▸ TASK STATEMENT
Retype the full set of records. Keep every character identical.

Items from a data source
=-=-=-=-=

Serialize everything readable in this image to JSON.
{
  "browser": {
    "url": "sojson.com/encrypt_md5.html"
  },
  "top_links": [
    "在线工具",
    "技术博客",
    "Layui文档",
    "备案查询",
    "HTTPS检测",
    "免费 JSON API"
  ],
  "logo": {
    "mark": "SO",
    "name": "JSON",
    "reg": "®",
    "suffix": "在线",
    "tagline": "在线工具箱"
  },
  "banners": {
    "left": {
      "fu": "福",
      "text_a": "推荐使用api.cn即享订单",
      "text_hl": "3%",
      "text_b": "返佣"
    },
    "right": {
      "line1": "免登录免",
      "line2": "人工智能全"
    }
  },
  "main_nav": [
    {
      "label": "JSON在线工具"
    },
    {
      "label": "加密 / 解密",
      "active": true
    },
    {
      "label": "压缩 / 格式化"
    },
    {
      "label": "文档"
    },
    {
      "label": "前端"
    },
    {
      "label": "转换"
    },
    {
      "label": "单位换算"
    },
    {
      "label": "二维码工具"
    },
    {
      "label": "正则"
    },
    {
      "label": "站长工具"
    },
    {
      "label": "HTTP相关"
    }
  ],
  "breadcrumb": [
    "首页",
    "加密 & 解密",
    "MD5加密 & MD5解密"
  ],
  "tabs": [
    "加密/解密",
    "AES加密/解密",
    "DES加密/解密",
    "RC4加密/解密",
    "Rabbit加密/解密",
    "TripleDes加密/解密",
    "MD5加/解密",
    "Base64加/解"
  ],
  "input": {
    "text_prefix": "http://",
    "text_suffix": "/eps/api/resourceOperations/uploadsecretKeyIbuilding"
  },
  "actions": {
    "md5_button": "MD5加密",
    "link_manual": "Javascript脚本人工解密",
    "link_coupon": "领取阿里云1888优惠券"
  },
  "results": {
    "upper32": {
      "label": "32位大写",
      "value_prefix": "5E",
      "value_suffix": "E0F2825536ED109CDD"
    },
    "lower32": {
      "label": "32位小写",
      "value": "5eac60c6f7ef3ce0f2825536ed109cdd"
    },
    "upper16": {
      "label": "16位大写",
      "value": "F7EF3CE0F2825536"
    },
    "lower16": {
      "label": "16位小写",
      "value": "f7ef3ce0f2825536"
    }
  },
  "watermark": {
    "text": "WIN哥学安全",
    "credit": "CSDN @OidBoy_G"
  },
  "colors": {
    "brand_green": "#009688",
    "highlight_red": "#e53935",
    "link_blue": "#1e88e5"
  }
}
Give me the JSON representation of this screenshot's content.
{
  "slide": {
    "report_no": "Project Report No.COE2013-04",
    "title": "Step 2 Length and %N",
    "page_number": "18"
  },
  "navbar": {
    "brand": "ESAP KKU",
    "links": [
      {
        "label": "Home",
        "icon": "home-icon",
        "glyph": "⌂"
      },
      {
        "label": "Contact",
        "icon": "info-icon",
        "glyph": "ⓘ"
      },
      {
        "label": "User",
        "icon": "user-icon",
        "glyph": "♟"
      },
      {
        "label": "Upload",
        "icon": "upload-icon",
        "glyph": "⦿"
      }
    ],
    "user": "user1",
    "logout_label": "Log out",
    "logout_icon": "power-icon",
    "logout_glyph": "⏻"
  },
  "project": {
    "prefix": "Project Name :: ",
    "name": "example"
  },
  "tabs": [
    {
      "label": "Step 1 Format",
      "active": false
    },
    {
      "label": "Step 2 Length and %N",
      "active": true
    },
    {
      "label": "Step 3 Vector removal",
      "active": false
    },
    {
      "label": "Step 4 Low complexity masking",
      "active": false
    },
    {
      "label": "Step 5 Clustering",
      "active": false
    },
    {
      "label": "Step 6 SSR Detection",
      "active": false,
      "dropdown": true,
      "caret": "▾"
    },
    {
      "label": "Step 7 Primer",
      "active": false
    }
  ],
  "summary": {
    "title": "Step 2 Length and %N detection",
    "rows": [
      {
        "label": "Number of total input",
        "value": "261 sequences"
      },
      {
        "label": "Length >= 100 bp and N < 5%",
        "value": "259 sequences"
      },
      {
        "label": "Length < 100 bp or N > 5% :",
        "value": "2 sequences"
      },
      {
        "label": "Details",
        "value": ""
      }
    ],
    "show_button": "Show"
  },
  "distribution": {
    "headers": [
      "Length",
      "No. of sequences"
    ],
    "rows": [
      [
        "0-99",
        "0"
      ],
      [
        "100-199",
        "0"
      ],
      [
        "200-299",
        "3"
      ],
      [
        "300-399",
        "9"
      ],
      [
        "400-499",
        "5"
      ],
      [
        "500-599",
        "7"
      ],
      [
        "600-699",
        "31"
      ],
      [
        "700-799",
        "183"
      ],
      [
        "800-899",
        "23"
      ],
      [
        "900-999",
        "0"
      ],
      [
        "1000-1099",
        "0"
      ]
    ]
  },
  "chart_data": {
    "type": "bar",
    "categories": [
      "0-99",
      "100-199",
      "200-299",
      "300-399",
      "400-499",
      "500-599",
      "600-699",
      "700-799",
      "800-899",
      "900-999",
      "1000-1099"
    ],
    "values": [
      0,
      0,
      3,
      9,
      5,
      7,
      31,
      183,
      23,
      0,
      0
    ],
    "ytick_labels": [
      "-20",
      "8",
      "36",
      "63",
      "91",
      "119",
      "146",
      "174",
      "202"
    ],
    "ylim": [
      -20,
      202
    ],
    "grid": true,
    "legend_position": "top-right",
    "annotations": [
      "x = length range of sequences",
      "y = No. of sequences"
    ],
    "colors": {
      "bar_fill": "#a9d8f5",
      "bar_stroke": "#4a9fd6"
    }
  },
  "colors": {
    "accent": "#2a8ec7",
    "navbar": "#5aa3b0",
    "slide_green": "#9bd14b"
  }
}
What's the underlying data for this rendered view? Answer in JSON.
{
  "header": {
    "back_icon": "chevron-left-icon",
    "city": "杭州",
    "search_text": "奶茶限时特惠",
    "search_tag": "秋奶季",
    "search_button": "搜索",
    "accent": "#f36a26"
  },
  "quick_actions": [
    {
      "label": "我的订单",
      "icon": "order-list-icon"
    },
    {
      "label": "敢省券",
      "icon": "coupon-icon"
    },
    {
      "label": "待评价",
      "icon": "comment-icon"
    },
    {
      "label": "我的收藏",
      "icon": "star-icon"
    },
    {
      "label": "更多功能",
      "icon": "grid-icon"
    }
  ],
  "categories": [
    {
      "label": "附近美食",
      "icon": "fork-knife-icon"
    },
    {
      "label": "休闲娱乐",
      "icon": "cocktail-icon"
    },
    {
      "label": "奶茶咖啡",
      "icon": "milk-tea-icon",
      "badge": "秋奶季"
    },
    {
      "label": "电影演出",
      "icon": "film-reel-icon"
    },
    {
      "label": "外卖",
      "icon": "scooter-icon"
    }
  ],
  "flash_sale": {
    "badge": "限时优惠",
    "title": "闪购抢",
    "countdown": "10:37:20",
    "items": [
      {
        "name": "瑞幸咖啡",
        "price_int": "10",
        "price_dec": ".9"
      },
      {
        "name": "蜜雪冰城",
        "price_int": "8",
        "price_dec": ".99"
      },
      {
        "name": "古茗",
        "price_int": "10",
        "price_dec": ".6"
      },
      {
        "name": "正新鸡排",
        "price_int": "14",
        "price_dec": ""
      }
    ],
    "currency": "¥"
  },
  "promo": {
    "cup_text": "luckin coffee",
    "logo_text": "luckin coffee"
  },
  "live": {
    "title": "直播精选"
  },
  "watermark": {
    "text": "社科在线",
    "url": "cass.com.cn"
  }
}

=-=-=-=-=

▸ TASK RESULT
Serialize everything readable in this image to JSON.
{
  "browser": {
    "url": "sojson.com/encrypt_md5.html"
  },
  "top_links": [
    "在线工具",
    "技术博客",
    "Layui文档",
    "备案查询",
    "HTTPS检测",
    "免费 JSON API"
  ],
  "logo": {
    "mark": "SO",
    "name": "JSON",
    "reg": "®",
    "suffix": "在线",
    "tagline": "在线工具箱"
  },
  "banners": {
    "left": {
      "fu": "福",
      "text_a": "推荐使用api.cn即享订单",
      "text_hl": "3%",
      "text_b": "返佣"
    },
    "right": {
      "line1": "免登录免",
      "line2": "人工智能全"
    }
  },
  "main_nav": [
    {
      "label": "JSON在线工具"
    },
    {
      "label": "加密 / 解密",
      "active": true
    },
    {
      "label": "压缩 / 格式化"
    },
    {
      "label": "文档"
    },
    {
      "label": "前端"
    },
    {
      "label": "转换"
    },
    {
      "label": "单位换算"
    },
    {
      "label": "二维码工具"
    },
    {
      "label": "正则"
    },
    {
      "label": "站长工具"
    },
    {
      "label": "HTTP相关"
    }
  ],
  "breadcrumb": [
    "首页",
    "加密 & 解密",
    "MD5加密 & MD5解密"
  ],
  "tabs": [
    "加密/解密",
    "AES加密/解密",
    "DES加密/解密",
    "RC4加密/解密",
    "Rabbit加密/解密",
    "TripleDes加密/解密",
    "MD5加/解密",
    "Base64加/解"
  ],
  "input": {
    "text_prefix": "http://",
    "text_suffix": "/eps/api/resourceOperations/uploadsecretKeyIbuilding"
  },
  "actions": {
    "md5_button": "MD5加密",
    "link_manual": "Javascript脚本人工解密",
    "link_coupon": "领取阿里云1888优惠券"
  },
  "results": {
    "upper32": {
      "label": "32位大写",
      "value_prefix": "5E",
      "value_suffix": "E0F2825536ED109CDD"
    },
    "lower32": {
      "label": "32位小写",
      "value": "5eac60c6f7ef3ce0f2825536ed109cdd"
    },
    "upper16": {
      "label": "16位大写",
      "value": "F7EF3CE0F2825536"
    },
    "lower16": {
      "label": "16位小写",
      "value": "f7ef3ce0f2825536"
    }
  },
  "watermark": {
    "text": "WIN哥学安全",
    "credit": "CSDN @OidBoy_G"
  },
  "colors": {
    "brand_green": "#009688",
    "highlight_red": "#e53935",
    "link_blue": "#1e88e5"
  }
}
Give me the JSON representation of this screenshot's content.
{
  "slide": {
    "report_no": "Project Report No.COE2013-04",
    "title": "Step 2 Length and %N",
    "page_number": "18"
  },
  "navbar": {
    "brand": "ESAP KKU",
    "links": [
      {
        "label": "Home",
        "icon": "home-icon",
        "glyph": "⌂"
      },
      {
        "label": "Contact",
        "icon": "info-icon",
        "glyph": "ⓘ"
      },
      {
        "label": "User",
        "icon": "user-icon",
        "glyph": "♟"
      },
      {
        "label": "Upload",
        "icon": "upload-icon",
        "glyph": "⦿"
      }
    ],
    "user": "user1",
    "logout_label": "Log out",
    "logout_icon": "power-icon",
    "logout_glyph": "⏻"
  },
  "project": {
    "prefix": "Project Name :: ",
    "name": "example"
  },
  "tabs": [
    {
      "label": "Step 1 Format",
      "active": false
    },
    {
      "label": "Step 2 Length and %N",
      "active": true
    },
    {
      "label": "Step 3 Vector removal",
      "active": false
    },
    {
      "label": "Step 4 Low complexity masking",
      "active": false
    },
    {
      "label": "Step 5 Clustering",
      "active": false
    },
    {
      "label": "Step 6 SSR Detection",
      "active": false,
      "dropdown": true,
      "caret": "▾"
    },
    {
      "label": "Step 7 Primer",
      "active": false
    }
  ],
  "summary": {
    "title": "Step 2 Length and %N detection",
    "rows": [
      {
        "label": "Number of total input",
        "value": "261 sequences"
      },
      {
        "label": "Length >= 100 bp and N < 5%",
        "value": "259 sequences"
      },
      {
        "label": "Length < 100 bp or N > 5% :",
        "value": "2 sequences"
      },
      {
        "label": "Details",
        "value": ""
      }
    ],
    "show_button": "Show"
  },
  "distribution": {
    "headers": [
      "Length",
      "No. of sequences"
    ],
    "rows": [
      [
        "0-99",
        "0"
      ],
      [
        "100-199",
        "0"
      ],
      [
        "200-299",
        "3"
      ],
      [
        "300-399",
        "9"
      ],
      [
        "400-499",
        "5"
      ],
      [
        "500-599",
        "7"
      ],
      [
        "600-699",
        "31"
      ],
      [
        "700-799",
        "183"
      ],
      [
        "800-899",
        "23"
      ],
      [
        "900-999",
        "0"
      ],
      [
        "1000-1099",
        "0"
      ]
    ]
  },
  "chart_data": {
    "type": "bar",
    "categories": [
      "0-99",
      "100-199",
      "200-299",
      "300-399",
      "400-499",
      "500-599",
      "600-699",
      "700-799",
      "800-899",
      "900-999",
      "1000-1099"
    ],
    "values": [
      0,
      0,
      3,
      9,
      5,
      7,
      31,
      183,
      23,
      0,
      0
    ],
    "ytick_labels": [
      "-20",
      "8",
      "36",
      "63",
      "91",
      "119",
      "146",
      "174",
      "202"
    ],
    "ylim": [
      -20,
      202
    ],
    "grid": true,
    "legend_position": "top-right",
    "annotations": [
      "x = length range of sequences",
      "y = No. of sequences"
    ],
    "colors": {
      "bar_fill": "#a9d8f5",
      "bar_stroke": "#4a9fd6"
    }
  },
  "colors": {
    "accent": "#2a8ec7",
    "navbar": "#5aa3b0",
    "slide_green": "#9bd14b"
  }
}
What's the underlying data for this rendered view? Answer in JSON.
{
  "header": {
    "back_icon": "chevron-left-icon",
    "city": "杭州",
    "search_text": "奶茶限时特惠",
    "search_tag": "秋奶季",
    "search_button": "搜索",
    "accent": "#f36a26"
  },
  "quick_actions": [
    {
      "label": "我的订单",
      "icon": "order-list-icon"
    },
    {
      "label": "敢省券",
      "icon": "coupon-icon"
    },
    {
      "label": "待评价",
      "icon": "comment-icon"
    },
    {
      "label": "我的收藏",
      "icon": "star-icon"
    },
    {
      "label": "更多功能",
      "icon": "grid-icon"
    }
  ],
  "categories": [
    {
      "label": "附近美食",
      "icon": "fork-knife-icon"
    },
    {
      "label": "休闲娱乐",
      "icon": "cocktail-icon"
    },
    {
      "label": "奶茶咖啡",
      "icon": "milk-tea-icon",
      "badge": "秋奶季"
    },
    {
      "label": "电影演出",
      "icon": "film-reel-icon"
    },
    {
      "label": "外卖",
      "icon": "scooter-icon"
    }
  ],
  "flash_sale": {
    "badge": "限时优惠",
    "title": "闪购抢",
    "countdown": "10:37:20",
    "items": [
      {
        "name": "瑞幸咖啡",
        "price_int": "10",
        "price_dec": ".9"
      },
      {
        "name": "蜜雪冰城",
        "price_int": "8",
        "price_dec": ".99"
      },
      {
        "name": "古茗",
        "price_int": "10",
        "price_dec": ".6"
      },
      {
        "name": "正新鸡排",
        "price_int": "14",
        "price_dec": ""
      }
    ],
    "currency": "¥"
  },
  "promo": {
    "cup_text": "luckin coffee",
    "logo_text": "luckin coffee"
  },
  "live": {
    "title": "直播精选"
  },
  "watermark": {
    "text": "社科在线",
    "url": "cass.com.cn"
  }
}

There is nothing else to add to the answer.